§ **Exercise task 1**
In the commentary on Diane Ravitch, translate the sentence "We’re certain that Ravitch is well-intentioned." into Spanish.
§ **Exercise task 2**
Continue the commentary on Diane Ravitch's op-ed from its final sentence, carrying it on in the same voice.

══ Page extract ══

With apologies to Williams, who has given Ravitch her full attention: After all these years—after all these decades—we find this type of column repellent. We’ve been reading columns like this for forty years—columns in which “educational experts” play the Gardner role, pretending that they have ideas for ways to help low-income kids. How should we help low-income kids? Under the previous Ravitch regime—the regime built around accountability and standards—the answer to this was fairly simple: We should threaten teachers with getting fired, and they will somehow magically figure how to get test scores up. In this new regime by Ravitch, the solution is no less magical. We’re now supposed to send “inspections teams” into these schools, and they will come up with a plan! But what sorts of proposals will be in their plans? Like “educational experts” of time immemorial, Ravitch doesn’t much say. And by the way: The various states simply don’t have such “inspections teams”—teams can somehow magically say how a low-income school can get right. These teams of savants simply don’t exist—except as a novelistic devise to let Ravitch continue to pose as an expert.
We’re certain that Ravitch is well-intentioned. But at some point in time, work like this becomes repellent. Unhelpful too are the liberal saps who line up to drink this Gardneresque stew. Also unhelpful: The familiar data-spinning found at the start of Ravitch’s piece. But when the lives of low-income kids are at stake, work like this—cheered on by liberals—has been the norm for years.
PART 3—DATA DUMPED (permalink): Diane Ravitch is an (educational) party-switcher (see THE DAILY HOWLER, 4/5/10). For that reason, she’s currently hot. “I used to be a strong supporter of school accountability and choice,” Ravitch writes, at the start of an op-ed column in last Friday’s Washington Post. “But in recent years, it became clear to me that these strategies were not working.”

═══
══ Available data ══

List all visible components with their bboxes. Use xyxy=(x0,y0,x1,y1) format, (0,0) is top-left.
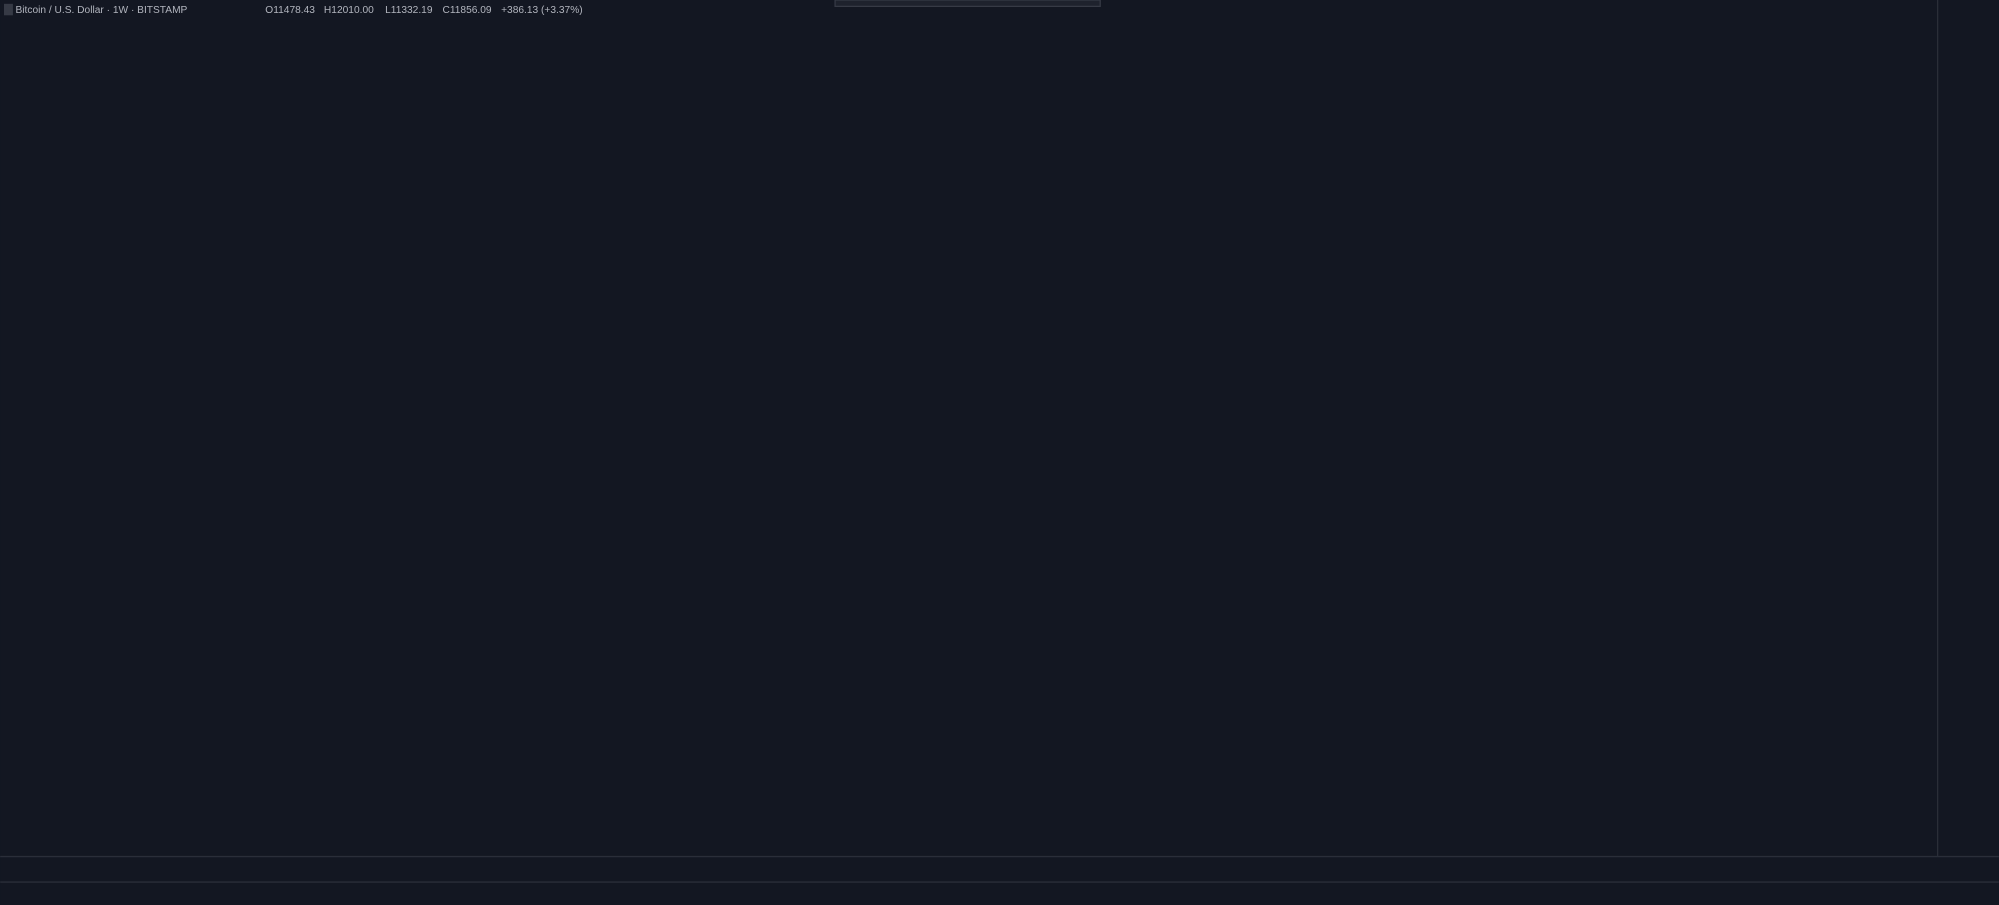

═══

§ **Task response 1**
Estamos seguros de que Ravitch tiene buenas intenciones.

§ **Task response 2**
These are very important matters. For that reason, it’s important to know if Ravitch’s foundational claim here is accurate. Is it true that “these strategies” haven’t been working? In the opening paragraph of her column, Ravitch offered a statistic designed to support this stance:
RAVITCH (4/2/10): I used to be a strong supporter of school accountability and choice. But in recent years, it became clear to me that these strategies were not working. The federal No Child Left Behind (NCLB) program enacted in 2002 did not produce large gains in reading and math. The gains in math were larger before the law was implemented, and the most recent national tests showed that eighth-grade students have made no improvement in reading since 1998. By mandating a utopian goal of 100 percent proficiency, the law encouraged states to lower their standards and make false claims of progress. Worse, the law stigmatized schools that could not meet its unrealistic expectation.
Ravitch paints a gloomy picture in the highlighted passage, though her meaning needs to be teased out a bit. From what she writes, it’s fairly clear that there have been gains in math since No Child Left Behind took effect; Ravitch complains that the gains in math were larger before that date. When she discusses reading, she goes back to 1998 to make a gloomy claim—eighth-graders “have made no improvement in reading” since that date.
On the surface, it isn’t clear why we’d go back to 1998 to assess a program (NCLB) which started in 2002. That said, the movement for “school accountability and choice” was in wide effect, at the state-by-state level, long before No Child Left Behind. If there has been no progress since 1998, that would suggest that the foundations of this movement must be severely flawed.
Those statistical claims are very important—but are they actually accurate? First, let’s consider the claim Ravitch made about reading. For our money, this claim is grossly misleading, like other statistical claims we have seen in Ravitch’s work.
Ravitch’s claim helps drive us toward the latest educational fad, just as her work tended to do when she was serving the previous fad. But her claim also misleads the public. When it comes to the lives of low-income children, will this sort of thing ever stop?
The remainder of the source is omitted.